── RECORD EXCERPTS
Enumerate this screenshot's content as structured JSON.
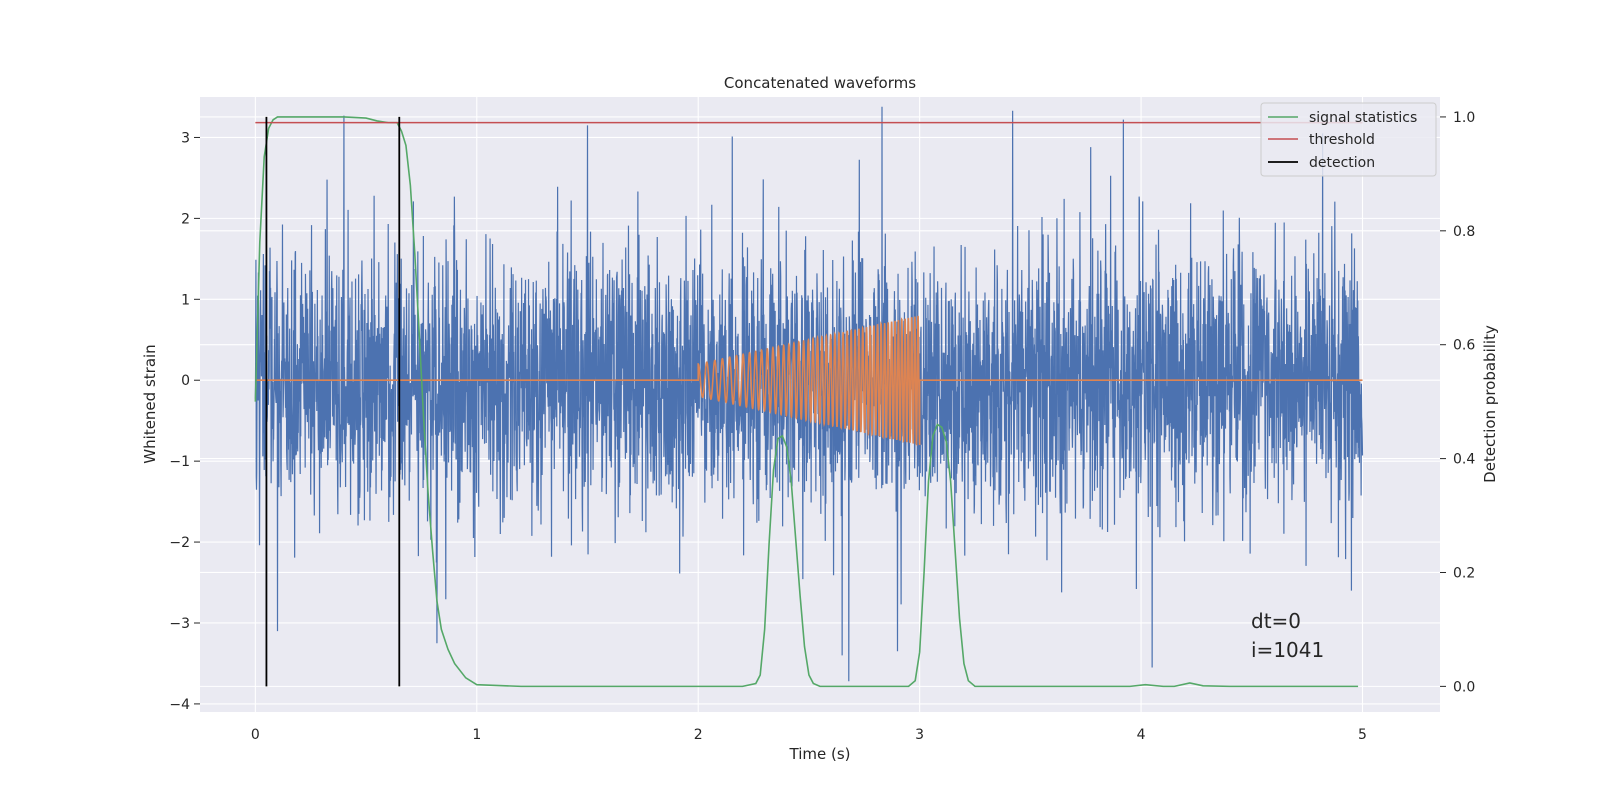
{
  "chart_data": {
    "type": "line",
    "title": "Concatenated waveforms",
    "xlabel": "Time (s)",
    "ylabel": "Whitened strain",
    "y2label": "Detection probability",
    "xlim": [
      -0.25,
      5.35
    ],
    "ylim": [
      -4.1,
      3.5
    ],
    "y2lim": [
      -0.045,
      1.035
    ],
    "xticks": [
      0,
      1,
      2,
      3,
      4,
      5
    ],
    "yticks": [
      -4,
      -3,
      -2,
      -1,
      0,
      1,
      2,
      3
    ],
    "y2ticks": [
      0.0,
      0.2,
      0.4,
      0.6,
      0.8,
      1.0
    ],
    "xtick_labels": [
      "0",
      "1",
      "2",
      "3",
      "4",
      "5"
    ],
    "ytick_labels": [
      "−4",
      "−3",
      "−2",
      "−1",
      "0",
      "1",
      "2",
      "3"
    ],
    "y2tick_labels": [
      "0.0",
      "0.2",
      "0.4",
      "0.6",
      "0.8",
      "1.0"
    ],
    "grid": true,
    "legend_position": "top-right",
    "legend": [
      "signal statistics",
      "threshold",
      "detection"
    ],
    "annotations": [
      "dt=0",
      "i=1041"
    ],
    "colors": {
      "noise": "#4c72b0",
      "injected_signal": "#dd8452",
      "signal_statistics": "#55a868",
      "threshold": "#c44e52",
      "detection": "#000000",
      "plot_background": "#eaeaf2",
      "grid": "#ffffff"
    },
    "series": [
      {
        "id": "noise",
        "axis": "left",
        "kind": "noise",
        "x_range": [
          0,
          5
        ],
        "std": 0.8,
        "upper_peaks": [
          [
            0.4,
            3.27
          ],
          [
            1.5,
            3.15
          ],
          [
            2.83,
            3.38
          ],
          [
            3.42,
            3.33
          ],
          [
            3.92,
            3.22
          ],
          [
            4.82,
            3.05
          ]
        ],
        "lower_peaks": [
          [
            0.1,
            -3.1
          ],
          [
            0.82,
            -3.25
          ],
          [
            2.65,
            -3.4
          ],
          [
            2.68,
            -3.72
          ],
          [
            2.9,
            -3.35
          ],
          [
            4.05,
            -3.55
          ],
          [
            4.95,
            -2.6
          ]
        ]
      },
      {
        "id": "injected_signal",
        "axis": "left",
        "kind": "chirp",
        "x_range": [
          0,
          5
        ],
        "chirp_start": 2.0,
        "chirp_end": 3.0,
        "amplitude_start": 0.2,
        "amplitude_end": 0.8,
        "freq_start_hz": 25,
        "freq_end_hz": 70
      },
      {
        "id": "signal_statistics",
        "name": "signal statistics",
        "axis": "right",
        "x": [
          0.0,
          0.02,
          0.04,
          0.06,
          0.08,
          0.1,
          0.2,
          0.3,
          0.4,
          0.5,
          0.55,
          0.6,
          0.64,
          0.66,
          0.68,
          0.7,
          0.72,
          0.74,
          0.76,
          0.78,
          0.8,
          0.82,
          0.84,
          0.87,
          0.9,
          0.95,
          1.0,
          1.2,
          1.5,
          2.0,
          2.2,
          2.26,
          2.28,
          2.3,
          2.32,
          2.34,
          2.36,
          2.38,
          2.4,
          2.42,
          2.44,
          2.46,
          2.48,
          2.5,
          2.52,
          2.55,
          2.6,
          2.8,
          2.95,
          2.98,
          3.0,
          3.02,
          3.04,
          3.06,
          3.08,
          3.1,
          3.12,
          3.14,
          3.16,
          3.18,
          3.2,
          3.22,
          3.25,
          3.3,
          3.5,
          3.8,
          3.95,
          4.02,
          4.1,
          4.15,
          4.22,
          4.28,
          4.4,
          4.7,
          4.98
        ],
        "y": [
          0.5,
          0.78,
          0.93,
          0.98,
          0.995,
          1.0,
          1.0,
          1.0,
          1.0,
          0.998,
          0.993,
          0.99,
          0.99,
          0.975,
          0.95,
          0.88,
          0.76,
          0.62,
          0.47,
          0.34,
          0.24,
          0.15,
          0.1,
          0.065,
          0.04,
          0.015,
          0.003,
          0.0,
          0.0,
          0.0,
          0.0,
          0.005,
          0.02,
          0.1,
          0.25,
          0.38,
          0.435,
          0.44,
          0.42,
          0.36,
          0.26,
          0.16,
          0.07,
          0.02,
          0.005,
          0.0,
          0.0,
          0.0,
          0.0,
          0.01,
          0.06,
          0.2,
          0.36,
          0.44,
          0.46,
          0.455,
          0.43,
          0.36,
          0.24,
          0.12,
          0.04,
          0.01,
          0.0,
          0.0,
          0.0,
          0.0,
          0.0,
          0.003,
          0.0,
          0.0,
          0.006,
          0.001,
          0.0,
          0.0,
          0.0
        ]
      },
      {
        "id": "threshold",
        "name": "threshold",
        "axis": "right",
        "x": [
          0,
          5
        ],
        "y": [
          0.99,
          0.99
        ]
      },
      {
        "id": "detection",
        "name": "detection",
        "axis": "right",
        "kind": "vlines",
        "x": [
          0.05,
          0.65
        ],
        "y_range": [
          0.0,
          1.0
        ]
      }
    ]
  }
}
────
Quote the entries above word for word. Leave the images out.

Enumerate this screenshot's content as structured JSON.
{
  "chart_data": {
    "type": "line",
    "title": "Concatenated waveforms",
    "xlabel": "Time (s)",
    "ylabel": "Whitened strain",
    "y2label": "Detection probability",
    "xlim": [
      -0.25,
      5.35
    ],
    "ylim": [
      -4.1,
      3.5
    ],
    "y2lim": [
      -0.045,
      1.035
    ],
    "xticks": [
      0,
      1,
      2,
      3,
      4,
      5
    ],
    "yticks": [
      -4,
      -3,
      -2,
      -1,
      0,
      1,
      2,
      3
    ],
    "y2ticks": [
      0.0,
      0.2,
      0.4,
      0.6,
      0.8,
      1.0
    ],
    "xtick_labels": [
      "0",
      "1",
      "2",
      "3",
      "4",
      "5"
    ],
    "ytick_labels": [
      "−4",
      "−3",
      "−2",
      "−1",
      "0",
      "1",
      "2",
      "3"
    ],
    "y2tick_labels": [
      "0.0",
      "0.2",
      "0.4",
      "0.6",
      "0.8",
      "1.0"
    ],
    "grid": true,
    "legend_position": "top-right",
    "legend": [
      "signal statistics",
      "threshold",
      "detection"
    ],
    "annotations": [
      "dt=0",
      "i=1041"
    ],
    "colors": {
      "noise": "#4c72b0",
      "injected_signal": "#dd8452",
      "signal_statistics": "#55a868",
      "threshold": "#c44e52",
      "detection": "#000000",
      "plot_background": "#eaeaf2",
      "grid": "#ffffff"
    },
    "series": [
      {
        "id": "noise",
        "axis": "left",
        "kind": "noise",
        "x_range": [
          0,
          5
        ],
        "std": 0.8,
        "upper_peaks": [
          [
            0.4,
            3.27
          ],
          [
            1.5,
            3.15
          ],
          [
            2.83,
            3.38
          ],
          [
            3.42,
            3.33
          ],
          [
            3.92,
            3.22
          ],
          [
            4.82,
            3.05
          ]
        ],
        "lower_peaks": [
          [
            0.1,
            -3.1
          ],
          [
            0.82,
            -3.25
          ],
          [
            2.65,
            -3.4
          ],
          [
            2.68,
            -3.72
          ],
          [
            2.9,
            -3.35
          ],
          [
            4.05,
            -3.55
          ],
          [
            4.95,
            -2.6
          ]
        ]
      },
      {
        "id": "injected_signal",
        "axis": "left",
        "kind": "chirp",
        "x_range": [
          0,
          5
        ],
        "chirp_start": 2.0,
        "chirp_end": 3.0,
        "amplitude_start": 0.2,
        "amplitude_end": 0.8,
        "freq_start_hz": 25,
        "freq_end_hz": 70
      },
      {
        "id": "signal_statistics",
        "name": "signal statistics",
        "axis": "right",
        "x": [
          0.0,
          0.02,
          0.04,
          0.06,
          0.08,
          0.1,
          0.2,
          0.3,
          0.4,
          0.5,
          0.55,
          0.6,
          0.64,
          0.66,
          0.68,
          0.7,
          0.72,
          0.74,
          0.76,
          0.78,
          0.8,
          0.82,
          0.84,
          0.87,
          0.9,
          0.95,
          1.0,
          1.2,
          1.5,
          2.0,
          2.2,
          2.26,
          2.28,
          2.3,
          2.32,
          2.34,
          2.36,
          2.38,
          2.4,
          2.42,
          2.44,
          2.46,
          2.48,
          2.5,
          2.52,
          2.55,
          2.6,
          2.8,
          2.95,
          2.98,
          3.0,
          3.02,
          3.04,
          3.06,
          3.08,
          3.1,
          3.12,
          3.14,
          3.16,
          3.18,
          3.2,
          3.22,
          3.25,
          3.3,
          3.5,
          3.8,
          3.95,
          4.02,
          4.1,
          4.15,
          4.22,
          4.28,
          4.4,
          4.7,
          4.98
        ],
        "y": [
          0.5,
          0.78,
          0.93,
          0.98,
          0.995,
          1.0,
          1.0,
          1.0,
          1.0,
          0.998,
          0.993,
          0.99,
          0.99,
          0.975,
          0.95,
          0.88,
          0.76,
          0.62,
          0.47,
          0.34,
          0.24,
          0.15,
          0.1,
          0.065,
          0.04,
          0.015,
          0.003,
          0.0,
          0.0,
          0.0,
          0.0,
          0.005,
          0.02,
          0.1,
          0.25,
          0.38,
          0.435,
          0.44,
          0.42,
          0.36,
          0.26,
          0.16,
          0.07,
          0.02,
          0.005,
          0.0,
          0.0,
          0.0,
          0.0,
          0.01,
          0.06,
          0.2,
          0.36,
          0.44,
          0.46,
          0.455,
          0.43,
          0.36,
          0.24,
          0.12,
          0.04,
          0.01,
          0.0,
          0.0,
          0.0,
          0.0,
          0.0,
          0.003,
          0.0,
          0.0,
          0.006,
          0.001,
          0.0,
          0.0,
          0.0
        ]
      },
      {
        "id": "threshold",
        "name": "threshold",
        "axis": "right",
        "x": [
          0,
          5
        ],
        "y": [
          0.99,
          0.99
        ]
      },
      {
        "id": "detection",
        "name": "detection",
        "axis": "right",
        "kind": "vlines",
        "x": [
          0.05,
          0.65
        ],
        "y_range": [
          0.0,
          1.0
        ]
      }
    ]
  }
}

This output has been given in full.